(Data extracted from a collection)
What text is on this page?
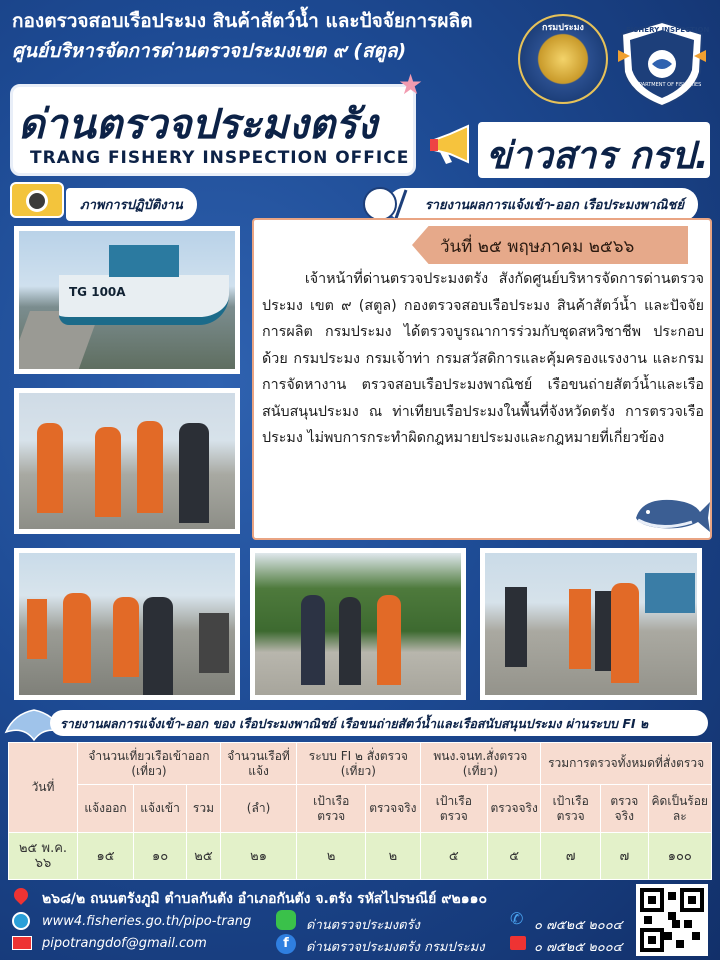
กองตรวจสอบเรือประมง สินค้าสัตว์น้ำ และปัจจัยการผลิต
ศูนย์บริหารจัดการด่านตรวจประมงเขต ๙ (สตูล)
กรมประมง	FISHERY INSPECTION
DEPARTMENT OF FISHERIES
ด่านตรวจประมงตรัง
TRANG FISHERY INSPECTION OFFICE
★
ข่าวสาร กรป.
ภาพการปฏิบัติงาน	รายงานผลการแจ้งเข้า-ออก เรือประมงพาณิชย์
TG 100A
วันที่ ๒๕ พฤษภาคม ๒๕๖๖
เจ้าหน้าที่ด่านตรวจประมงตรัง สังกัดศูนย์บริหารจัดการด่านตรวจประมง เขต ๙ (สตูล) กองตรวจสอบเรือประมง สินค้าสัตว์น้ำ และปัจจัยการผลิต กรมประมง ได้ตรวจบูรณาการร่วมกับชุดสหวิชาชีพ ประกอบด้วย กรมประมง กรมเจ้าท่า กรมสวัสดิการและคุ้มครองแรงงาน และกรมการจัดหางาน ตรวจสอบเรือประมงพาณิชย์ เรือขนถ่ายสัตว์น้ำและเรือสนับสนุนประมง ณ ท่าเทียบเรือประมงในพื้นที่จังหวัดตรัง การตรวจเรือประมง ไม่พบการกระทำผิดกฎหมายประมงและกฎหมายที่เกี่ยวข้อง
รายงานผลการแจ้งเข้า-ออก ของ เรือประมงพาณิชย์ เรือขนถ่ายสัตว์น้ำและเรือสนับสนุนประมง ผ่านระบบ FI ๒
วันที่	จำนวนเที่ยวเรือเข้าออก (เที่ยว)			จำนวนเรือที่แจ้ง	ระบบ FI ๒ สั่งตรวจ (เที่ยว)		พนง.จนท.สั่งตรวจ (เที่ยว)		รวมการตรวจทั้งหมดที่สั่งตรวจ		
	แจ้งออก	แจ้งเข้า	รวม	(ลำ)	เป้าเรือตรวจ	ตรวจจริง	เป้าเรือตรวจ	ตรวจจริง	เป้าเรือตรวจ	ตรวจจริง	คิดเป็นร้อยละ
๒๕ พ.ค. ๖๖	๑๕	๑๐	๒๕	๒๑	๒	๒	๕	๕	๗	๗	๑๐๐
๒๖๘/๒ ถนนตรังภูมิ ตำบลกันตัง อำเภอกันตัง จ.ตรัง รหัสไปรษณีย์ ๙๒๑๑๐
www4.fisheries.go.th/pipo-trang
pipotrangdof@gmail.com
ด่านตรวจประมงตรัง
f	ด่านตรวจประมงตรัง กรมประมง
✆ ๐ ๗๕๒๕ ๒๐๐๔
๐ ๗๕๒๕ ๒๐๐๔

» **TASK INSTRUCTIONS**: Write out every record above exactly as it stands, but leave out the pictures.

» **EXERCISE SOLUTION**:
What text is on this page?
กองตรวจสอบเรือประมง สินค้าสัตว์น้ำ และปัจจัยการผลิต
ศูนย์บริหารจัดการด่านตรวจประมงเขต ๙ (สตูล)
กรมประมง	FISHERY INSPECTION
DEPARTMENT OF FISHERIES
ด่านตรวจประมงตรัง
TRANG FISHERY INSPECTION OFFICE
★
ข่าวสาร กรป.
ภาพการปฏิบัติงาน	รายงานผลการแจ้งเข้า-ออก เรือประมงพาณิชย์
TG 100A
วันที่ ๒๕ พฤษภาคม ๒๕๖๖
เจ้าหน้าที่ด่านตรวจประมงตรัง สังกัดศูนย์บริหารจัดการด่านตรวจประมง เขต ๙ (สตูล) กองตรวจสอบเรือประมง สินค้าสัตว์น้ำ และปัจจัยการผลิต กรมประมง ได้ตรวจบูรณาการร่วมกับชุดสหวิชาชีพ ประกอบด้วย กรมประมง กรมเจ้าท่า กรมสวัสดิการและคุ้มครองแรงงาน และกรมการจัดหางาน ตรวจสอบเรือประมงพาณิชย์ เรือขนถ่ายสัตว์น้ำและเรือสนับสนุนประมง ณ ท่าเทียบเรือประมงในพื้นที่จังหวัดตรัง การตรวจเรือประมง ไม่พบการกระทำผิดกฎหมายประมงและกฎหมายที่เกี่ยวข้อง
รายงานผลการแจ้งเข้า-ออก ของ เรือประมงพาณิชย์ เรือขนถ่ายสัตว์น้ำและเรือสนับสนุนประมง ผ่านระบบ FI ๒
วันที่	จำนวนเที่ยวเรือเข้าออก (เที่ยว)			จำนวนเรือที่แจ้ง	ระบบ FI ๒ สั่งตรวจ (เที่ยว)		พนง.จนท.สั่งตรวจ (เที่ยว)		รวมการตรวจทั้งหมดที่สั่งตรวจ		
	แจ้งออก	แจ้งเข้า	รวม	(ลำ)	เป้าเรือตรวจ	ตรวจจริง	เป้าเรือตรวจ	ตรวจจริง	เป้าเรือตรวจ	ตรวจจริง	คิดเป็นร้อยละ
๒๕ พ.ค. ๖๖	๑๕	๑๐	๒๕	๒๑	๒	๒	๕	๕	๗	๗	๑๐๐
๒๖๘/๒ ถนนตรังภูมิ ตำบลกันตัง อำเภอกันตัง จ.ตรัง รหัสไปรษณีย์ ๙๒๑๑๐
www4.fisheries.go.th/pipo-trang
pipotrangdof@gmail.com
ด่านตรวจประมงตรัง
f	ด่านตรวจประมงตรัง กรมประมง
✆ ๐ ๗๕๒๕ ๒๐๐๔
๐ ๗๕๒๕ ๒๐๐๔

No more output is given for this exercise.